- What is required -
Reproduce the listing below in full and without alteration, apart from its pictures.
[Begin]
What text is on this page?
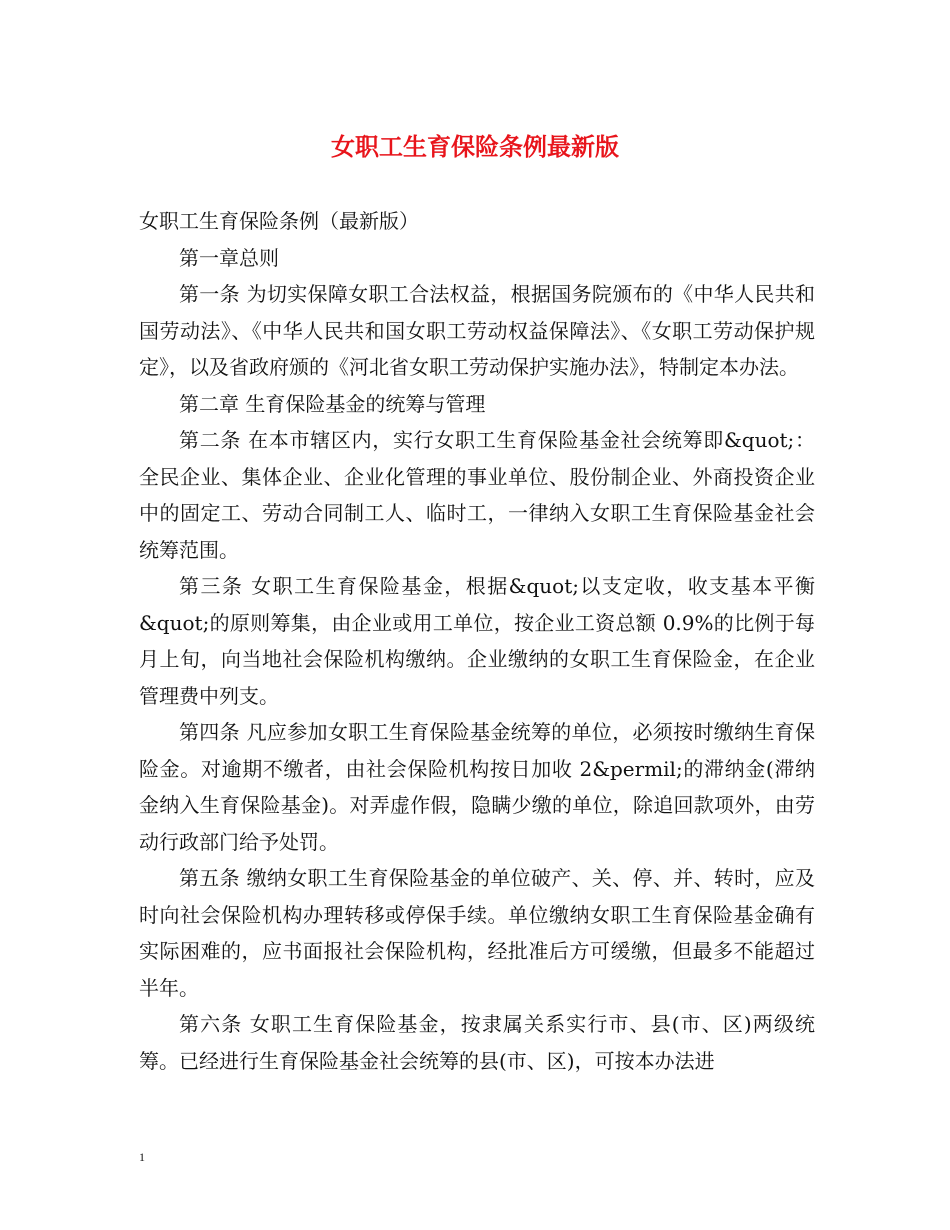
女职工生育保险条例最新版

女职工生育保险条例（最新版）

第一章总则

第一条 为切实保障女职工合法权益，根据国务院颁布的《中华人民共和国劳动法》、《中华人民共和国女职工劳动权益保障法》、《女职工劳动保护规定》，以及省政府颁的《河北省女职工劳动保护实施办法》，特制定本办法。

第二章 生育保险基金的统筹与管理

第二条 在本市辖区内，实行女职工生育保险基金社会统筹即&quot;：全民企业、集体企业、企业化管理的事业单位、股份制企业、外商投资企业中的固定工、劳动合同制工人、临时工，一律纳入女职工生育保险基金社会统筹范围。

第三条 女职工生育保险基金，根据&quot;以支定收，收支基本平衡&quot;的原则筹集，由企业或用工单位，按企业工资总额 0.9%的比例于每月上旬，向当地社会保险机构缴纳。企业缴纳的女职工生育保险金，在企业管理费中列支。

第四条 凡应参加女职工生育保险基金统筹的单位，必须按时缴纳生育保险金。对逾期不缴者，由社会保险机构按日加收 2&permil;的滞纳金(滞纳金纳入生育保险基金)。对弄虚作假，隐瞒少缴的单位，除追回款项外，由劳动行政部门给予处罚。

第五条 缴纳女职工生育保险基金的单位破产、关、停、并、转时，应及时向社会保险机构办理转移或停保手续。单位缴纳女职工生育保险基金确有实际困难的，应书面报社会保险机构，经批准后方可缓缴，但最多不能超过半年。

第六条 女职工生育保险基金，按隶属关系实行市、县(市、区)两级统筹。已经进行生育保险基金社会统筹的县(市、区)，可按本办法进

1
[End]
- Exercise answer -
What text is on this page?
女职工生育保险条例最新版

女职工生育保险条例（最新版）

第一章总则

第一条 为切实保障女职工合法权益，根据国务院颁布的《中华人民共和国劳动法》、《中华人民共和国女职工劳动权益保障法》、《女职工劳动保护规定》，以及省政府颁的《河北省女职工劳动保护实施办法》，特制定本办法。

第二章 生育保险基金的统筹与管理

第二条 在本市辖区内，实行女职工生育保险基金社会统筹即&quot;：全民企业、集体企业、企业化管理的事业单位、股份制企业、外商投资企业中的固定工、劳动合同制工人、临时工，一律纳入女职工生育保险基金社会统筹范围。

第三条 女职工生育保险基金，根据&quot;以支定收，收支基本平衡&quot;的原则筹集，由企业或用工单位，按企业工资总额 0.9%的比例于每月上旬，向当地社会保险机构缴纳。企业缴纳的女职工生育保险金，在企业管理费中列支。

第四条 凡应参加女职工生育保险基金统筹的单位，必须按时缴纳生育保险金。对逾期不缴者，由社会保险机构按日加收 2&permil;的滞纳金(滞纳金纳入生育保险基金)。对弄虚作假，隐瞒少缴的单位，除追回款项外，由劳动行政部门给予处罚。

第五条 缴纳女职工生育保险基金的单位破产、关、停、并、转时，应及时向社会保险机构办理转移或停保手续。单位缴纳女职工生育保险基金确有实际困难的，应书面报社会保险机构，经批准后方可缓缴，但最多不能超过半年。

第六条 女职工生育保险基金，按隶属关系实行市、县(市、区)两级统筹。已经进行生育保险基金社会统筹的县(市、区)，可按本办法进

1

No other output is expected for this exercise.